* Prompt *
Verbatim output of all the material below is required.

-- Start Recorded information --

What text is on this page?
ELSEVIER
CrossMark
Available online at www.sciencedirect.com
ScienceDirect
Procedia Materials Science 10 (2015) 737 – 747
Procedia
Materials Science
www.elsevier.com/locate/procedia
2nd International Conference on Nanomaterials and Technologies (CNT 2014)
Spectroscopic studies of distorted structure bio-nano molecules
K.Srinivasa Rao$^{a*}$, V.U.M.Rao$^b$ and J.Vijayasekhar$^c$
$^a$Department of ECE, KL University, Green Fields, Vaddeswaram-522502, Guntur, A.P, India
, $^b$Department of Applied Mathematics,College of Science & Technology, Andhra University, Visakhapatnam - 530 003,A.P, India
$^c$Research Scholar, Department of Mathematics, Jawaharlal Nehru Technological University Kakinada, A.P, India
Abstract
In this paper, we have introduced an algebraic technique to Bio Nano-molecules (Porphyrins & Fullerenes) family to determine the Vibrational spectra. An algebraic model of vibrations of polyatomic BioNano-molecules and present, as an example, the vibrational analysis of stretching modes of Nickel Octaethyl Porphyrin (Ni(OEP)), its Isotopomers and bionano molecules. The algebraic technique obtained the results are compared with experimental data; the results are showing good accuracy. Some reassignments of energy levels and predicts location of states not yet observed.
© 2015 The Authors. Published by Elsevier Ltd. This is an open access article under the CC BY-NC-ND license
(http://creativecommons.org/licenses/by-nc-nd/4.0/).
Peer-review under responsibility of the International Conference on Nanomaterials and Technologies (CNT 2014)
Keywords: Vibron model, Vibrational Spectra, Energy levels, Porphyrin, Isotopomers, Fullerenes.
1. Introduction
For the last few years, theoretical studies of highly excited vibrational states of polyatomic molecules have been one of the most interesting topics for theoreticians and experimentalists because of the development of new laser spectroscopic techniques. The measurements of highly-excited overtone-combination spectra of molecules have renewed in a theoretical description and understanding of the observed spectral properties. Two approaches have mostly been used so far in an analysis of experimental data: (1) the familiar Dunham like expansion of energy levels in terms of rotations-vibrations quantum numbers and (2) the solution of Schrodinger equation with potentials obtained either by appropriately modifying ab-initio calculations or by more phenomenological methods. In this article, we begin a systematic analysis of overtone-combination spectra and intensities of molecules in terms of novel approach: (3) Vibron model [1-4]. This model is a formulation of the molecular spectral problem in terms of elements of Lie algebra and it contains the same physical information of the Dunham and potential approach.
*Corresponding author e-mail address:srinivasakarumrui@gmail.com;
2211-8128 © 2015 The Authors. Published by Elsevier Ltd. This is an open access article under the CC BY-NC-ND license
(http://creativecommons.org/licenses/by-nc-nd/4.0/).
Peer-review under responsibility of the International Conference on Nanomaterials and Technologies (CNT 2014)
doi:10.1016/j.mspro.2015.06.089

-- End Recorded information --

* Result *
What text is on this page?
ELSEVIER
CrossMark
Available online at www.sciencedirect.com
ScienceDirect
Procedia Materials Science 10 (2015) 737 – 747
Procedia
Materials Science
www.elsevier.com/locate/procedia
2nd International Conference on Nanomaterials and Technologies (CNT 2014)
Spectroscopic studies of distorted structure bio-nano molecules
K.Srinivasa Rao$^{a*}$, V.U.M.Rao$^b$ and J.Vijayasekhar$^c$
$^a$Department of ECE, KL University, Green Fields, Vaddeswaram-522502, Guntur, A.P, India
, $^b$Department of Applied Mathematics,College of Science & Technology, Andhra University, Visakhapatnam - 530 003,A.P, India
$^c$Research Scholar, Department of Mathematics, Jawaharlal Nehru Technological University Kakinada, A.P, India
Abstract
In this paper, we have introduced an algebraic technique to Bio Nano-molecules (Porphyrins & Fullerenes) family to determine the Vibrational spectra. An algebraic model of vibrations of polyatomic BioNano-molecules and present, as an example, the vibrational analysis of stretching modes of Nickel Octaethyl Porphyrin (Ni(OEP)), its Isotopomers and bionano molecules. The algebraic technique obtained the results are compared with experimental data; the results are showing good accuracy. Some reassignments of energy levels and predicts location of states not yet observed.
© 2015 The Authors. Published by Elsevier Ltd. This is an open access article under the CC BY-NC-ND license
(http://creativecommons.org/licenses/by-nc-nd/4.0/).
Peer-review under responsibility of the International Conference on Nanomaterials and Technologies (CNT 2014)
Keywords: Vibron model, Vibrational Spectra, Energy levels, Porphyrin, Isotopomers, Fullerenes.
1. Introduction
For the last few years, theoretical studies of highly excited vibrational states of polyatomic molecules have been one of the most interesting topics for theoreticians and experimentalists because of the development of new laser spectroscopic techniques. The measurements of highly-excited overtone-combination spectra of molecules have renewed in a theoretical description and understanding of the observed spectral properties. Two approaches have mostly been used so far in an analysis of experimental data: (1) the familiar Dunham like expansion of energy levels in terms of rotations-vibrations quantum numbers and (2) the solution of Schrodinger equation with potentials obtained either by appropriately modifying ab-initio calculations or by more phenomenological methods. In this article, we begin a systematic analysis of overtone-combination spectra and intensities of molecules in terms of novel approach: (3) Vibron model [1-4]. This model is a formulation of the molecular spectral problem in terms of elements of Lie algebra and it contains the same physical information of the Dunham and potential approach.
*Corresponding author e-mail address:srinivasakarumrui@gmail.com;
2211-8128 © 2015 The Authors. Published by Elsevier Ltd. This is an open access article under the CC BY-NC-ND license
(http://creativecommons.org/licenses/by-nc-nd/4.0/).
Peer-review under responsibility of the International Conference on Nanomaterials and Technologies (CNT 2014)
doi:10.1016/j.mspro.2015.06.089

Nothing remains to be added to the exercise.